STATED EXERCISE - Look through the data below and work out how many lines contain the string "Militar". Give the number alone.

Stored entries
-- -- --

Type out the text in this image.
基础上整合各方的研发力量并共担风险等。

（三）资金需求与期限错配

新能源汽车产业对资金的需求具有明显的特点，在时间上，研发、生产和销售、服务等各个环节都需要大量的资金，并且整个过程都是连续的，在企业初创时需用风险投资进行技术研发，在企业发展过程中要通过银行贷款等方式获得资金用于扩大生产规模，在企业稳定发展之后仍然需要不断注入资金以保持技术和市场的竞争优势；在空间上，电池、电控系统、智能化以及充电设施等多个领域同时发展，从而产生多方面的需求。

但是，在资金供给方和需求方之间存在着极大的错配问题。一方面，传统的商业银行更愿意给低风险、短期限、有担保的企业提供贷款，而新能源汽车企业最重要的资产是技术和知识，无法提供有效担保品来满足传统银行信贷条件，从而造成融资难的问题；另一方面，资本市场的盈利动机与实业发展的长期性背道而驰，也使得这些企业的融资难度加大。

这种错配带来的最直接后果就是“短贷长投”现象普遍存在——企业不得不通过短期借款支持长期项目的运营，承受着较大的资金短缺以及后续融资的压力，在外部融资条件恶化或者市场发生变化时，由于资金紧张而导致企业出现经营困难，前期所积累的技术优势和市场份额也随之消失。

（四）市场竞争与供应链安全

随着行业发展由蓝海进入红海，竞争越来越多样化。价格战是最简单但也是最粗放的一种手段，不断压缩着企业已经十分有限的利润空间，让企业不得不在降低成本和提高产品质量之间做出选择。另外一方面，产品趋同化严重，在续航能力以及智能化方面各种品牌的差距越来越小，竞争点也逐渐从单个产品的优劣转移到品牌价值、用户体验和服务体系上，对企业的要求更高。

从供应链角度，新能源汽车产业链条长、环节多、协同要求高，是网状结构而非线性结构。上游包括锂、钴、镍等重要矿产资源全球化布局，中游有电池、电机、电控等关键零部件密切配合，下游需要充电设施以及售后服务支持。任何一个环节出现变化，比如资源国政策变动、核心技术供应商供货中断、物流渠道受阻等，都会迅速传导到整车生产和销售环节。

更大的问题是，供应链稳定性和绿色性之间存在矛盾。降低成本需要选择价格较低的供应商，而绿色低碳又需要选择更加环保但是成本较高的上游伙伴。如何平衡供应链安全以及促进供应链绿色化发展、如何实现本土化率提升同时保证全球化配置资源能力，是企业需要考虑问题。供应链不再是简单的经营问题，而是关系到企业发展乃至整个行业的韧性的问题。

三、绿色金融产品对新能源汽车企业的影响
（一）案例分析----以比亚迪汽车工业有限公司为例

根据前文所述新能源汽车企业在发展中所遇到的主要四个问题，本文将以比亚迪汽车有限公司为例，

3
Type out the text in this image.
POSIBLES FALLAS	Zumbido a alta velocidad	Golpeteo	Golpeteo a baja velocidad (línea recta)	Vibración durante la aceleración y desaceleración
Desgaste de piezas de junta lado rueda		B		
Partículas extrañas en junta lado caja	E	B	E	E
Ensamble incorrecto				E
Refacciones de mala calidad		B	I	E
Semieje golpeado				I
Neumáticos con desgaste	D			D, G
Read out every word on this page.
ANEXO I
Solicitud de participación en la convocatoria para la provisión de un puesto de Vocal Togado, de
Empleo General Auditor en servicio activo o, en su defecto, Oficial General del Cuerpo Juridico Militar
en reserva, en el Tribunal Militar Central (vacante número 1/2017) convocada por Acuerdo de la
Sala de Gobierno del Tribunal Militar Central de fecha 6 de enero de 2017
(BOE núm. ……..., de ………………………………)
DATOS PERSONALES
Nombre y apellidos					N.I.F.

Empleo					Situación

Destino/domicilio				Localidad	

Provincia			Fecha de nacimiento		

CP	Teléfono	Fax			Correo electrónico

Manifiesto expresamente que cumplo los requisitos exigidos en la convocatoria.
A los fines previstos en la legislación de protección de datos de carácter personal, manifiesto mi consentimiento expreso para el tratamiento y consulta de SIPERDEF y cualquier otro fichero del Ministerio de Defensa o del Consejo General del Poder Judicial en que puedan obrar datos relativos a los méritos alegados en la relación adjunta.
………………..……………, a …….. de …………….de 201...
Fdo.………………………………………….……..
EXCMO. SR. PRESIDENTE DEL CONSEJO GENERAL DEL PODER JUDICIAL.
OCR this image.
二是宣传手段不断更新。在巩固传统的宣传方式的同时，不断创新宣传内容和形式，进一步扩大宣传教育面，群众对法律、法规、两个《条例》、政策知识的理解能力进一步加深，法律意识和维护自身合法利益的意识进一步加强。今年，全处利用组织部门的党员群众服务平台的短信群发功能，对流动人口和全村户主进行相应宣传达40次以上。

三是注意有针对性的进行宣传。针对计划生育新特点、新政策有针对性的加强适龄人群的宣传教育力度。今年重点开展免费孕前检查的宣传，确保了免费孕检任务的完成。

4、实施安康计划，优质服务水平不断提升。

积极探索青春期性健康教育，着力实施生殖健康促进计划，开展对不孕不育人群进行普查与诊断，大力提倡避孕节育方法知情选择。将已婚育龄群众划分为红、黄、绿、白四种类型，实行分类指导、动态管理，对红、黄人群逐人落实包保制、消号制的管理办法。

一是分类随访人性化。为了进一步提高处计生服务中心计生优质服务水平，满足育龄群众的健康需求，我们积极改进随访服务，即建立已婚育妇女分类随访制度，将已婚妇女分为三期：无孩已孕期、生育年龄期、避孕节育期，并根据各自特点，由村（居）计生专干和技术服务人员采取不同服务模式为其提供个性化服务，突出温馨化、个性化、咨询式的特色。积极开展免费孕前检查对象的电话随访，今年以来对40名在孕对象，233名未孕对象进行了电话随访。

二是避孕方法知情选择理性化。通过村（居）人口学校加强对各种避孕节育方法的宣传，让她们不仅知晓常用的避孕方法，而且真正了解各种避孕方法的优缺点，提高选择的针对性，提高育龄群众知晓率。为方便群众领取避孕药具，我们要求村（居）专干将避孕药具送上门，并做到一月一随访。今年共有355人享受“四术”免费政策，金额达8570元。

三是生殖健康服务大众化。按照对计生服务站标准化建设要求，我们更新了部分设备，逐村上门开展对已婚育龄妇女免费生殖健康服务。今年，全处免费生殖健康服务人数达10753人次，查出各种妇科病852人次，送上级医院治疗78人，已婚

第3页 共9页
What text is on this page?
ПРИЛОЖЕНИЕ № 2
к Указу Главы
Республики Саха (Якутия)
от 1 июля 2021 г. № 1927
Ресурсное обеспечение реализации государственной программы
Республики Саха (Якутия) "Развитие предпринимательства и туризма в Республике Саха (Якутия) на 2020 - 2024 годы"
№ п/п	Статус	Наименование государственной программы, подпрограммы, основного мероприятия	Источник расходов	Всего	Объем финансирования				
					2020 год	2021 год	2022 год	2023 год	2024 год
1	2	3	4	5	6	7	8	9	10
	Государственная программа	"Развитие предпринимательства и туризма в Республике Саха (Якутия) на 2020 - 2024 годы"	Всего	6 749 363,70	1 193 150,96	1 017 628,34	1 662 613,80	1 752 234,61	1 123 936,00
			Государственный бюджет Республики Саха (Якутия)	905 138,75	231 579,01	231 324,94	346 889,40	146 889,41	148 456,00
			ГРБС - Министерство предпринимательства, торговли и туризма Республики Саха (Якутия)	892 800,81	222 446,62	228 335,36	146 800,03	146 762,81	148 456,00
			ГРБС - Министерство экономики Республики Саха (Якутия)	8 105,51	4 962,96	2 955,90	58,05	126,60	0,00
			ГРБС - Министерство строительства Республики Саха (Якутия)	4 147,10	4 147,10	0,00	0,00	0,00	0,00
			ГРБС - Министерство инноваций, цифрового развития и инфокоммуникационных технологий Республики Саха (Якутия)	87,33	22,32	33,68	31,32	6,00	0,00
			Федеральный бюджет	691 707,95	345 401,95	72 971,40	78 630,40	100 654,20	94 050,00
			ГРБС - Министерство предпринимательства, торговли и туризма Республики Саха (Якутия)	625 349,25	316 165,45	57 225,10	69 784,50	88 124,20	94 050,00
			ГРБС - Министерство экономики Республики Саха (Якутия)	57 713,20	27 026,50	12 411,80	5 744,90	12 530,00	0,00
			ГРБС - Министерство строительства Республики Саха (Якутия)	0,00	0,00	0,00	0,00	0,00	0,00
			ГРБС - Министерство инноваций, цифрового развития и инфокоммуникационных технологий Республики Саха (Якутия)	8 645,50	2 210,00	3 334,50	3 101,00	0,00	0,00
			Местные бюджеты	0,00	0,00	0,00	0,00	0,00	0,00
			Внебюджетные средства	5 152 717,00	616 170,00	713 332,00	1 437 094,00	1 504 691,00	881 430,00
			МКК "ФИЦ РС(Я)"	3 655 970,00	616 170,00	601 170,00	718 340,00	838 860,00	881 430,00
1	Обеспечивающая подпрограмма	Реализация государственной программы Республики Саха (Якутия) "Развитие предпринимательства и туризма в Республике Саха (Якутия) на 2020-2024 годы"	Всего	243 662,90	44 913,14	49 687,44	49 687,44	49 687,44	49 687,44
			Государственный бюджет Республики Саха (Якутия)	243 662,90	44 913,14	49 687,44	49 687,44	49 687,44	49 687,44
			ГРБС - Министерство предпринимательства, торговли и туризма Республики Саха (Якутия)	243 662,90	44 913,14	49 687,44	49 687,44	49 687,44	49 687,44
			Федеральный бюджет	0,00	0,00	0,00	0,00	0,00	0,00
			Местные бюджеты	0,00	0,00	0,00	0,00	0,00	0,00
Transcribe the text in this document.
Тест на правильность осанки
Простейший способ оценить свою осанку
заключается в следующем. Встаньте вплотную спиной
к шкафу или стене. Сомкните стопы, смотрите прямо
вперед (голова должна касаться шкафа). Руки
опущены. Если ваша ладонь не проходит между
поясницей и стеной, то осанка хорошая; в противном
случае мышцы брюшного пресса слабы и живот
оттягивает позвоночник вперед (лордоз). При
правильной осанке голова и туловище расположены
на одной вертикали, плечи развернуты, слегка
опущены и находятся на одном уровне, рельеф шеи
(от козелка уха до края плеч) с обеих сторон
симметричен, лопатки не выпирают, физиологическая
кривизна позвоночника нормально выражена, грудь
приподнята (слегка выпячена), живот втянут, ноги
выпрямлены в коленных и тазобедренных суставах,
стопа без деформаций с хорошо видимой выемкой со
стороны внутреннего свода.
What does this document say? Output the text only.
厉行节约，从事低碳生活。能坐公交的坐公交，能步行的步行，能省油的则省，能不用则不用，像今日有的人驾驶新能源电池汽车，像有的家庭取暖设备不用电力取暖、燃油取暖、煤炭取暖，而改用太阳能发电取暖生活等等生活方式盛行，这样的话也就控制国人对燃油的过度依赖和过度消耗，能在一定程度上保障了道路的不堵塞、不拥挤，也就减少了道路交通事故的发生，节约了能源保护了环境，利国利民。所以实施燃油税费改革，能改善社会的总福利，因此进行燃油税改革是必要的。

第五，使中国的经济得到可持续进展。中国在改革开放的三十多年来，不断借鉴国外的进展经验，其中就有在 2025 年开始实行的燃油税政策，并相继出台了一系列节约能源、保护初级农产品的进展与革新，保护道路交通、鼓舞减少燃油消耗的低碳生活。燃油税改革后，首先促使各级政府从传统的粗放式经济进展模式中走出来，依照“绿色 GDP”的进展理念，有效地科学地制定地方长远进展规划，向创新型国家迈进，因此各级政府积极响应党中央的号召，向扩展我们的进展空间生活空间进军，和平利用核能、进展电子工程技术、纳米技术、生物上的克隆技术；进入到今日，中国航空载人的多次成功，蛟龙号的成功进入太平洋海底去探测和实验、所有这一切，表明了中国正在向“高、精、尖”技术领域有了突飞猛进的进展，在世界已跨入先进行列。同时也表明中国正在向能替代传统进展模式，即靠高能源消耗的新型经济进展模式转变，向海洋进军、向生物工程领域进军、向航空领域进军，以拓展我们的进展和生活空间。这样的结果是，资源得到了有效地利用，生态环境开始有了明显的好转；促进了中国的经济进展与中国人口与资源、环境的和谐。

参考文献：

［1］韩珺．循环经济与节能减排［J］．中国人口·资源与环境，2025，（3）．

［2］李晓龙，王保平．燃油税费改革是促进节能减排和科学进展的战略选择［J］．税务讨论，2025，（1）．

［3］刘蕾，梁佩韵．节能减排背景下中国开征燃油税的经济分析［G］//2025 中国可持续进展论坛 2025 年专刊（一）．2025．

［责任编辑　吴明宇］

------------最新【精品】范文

-- -- --

WRITTEN RESPONSE - 3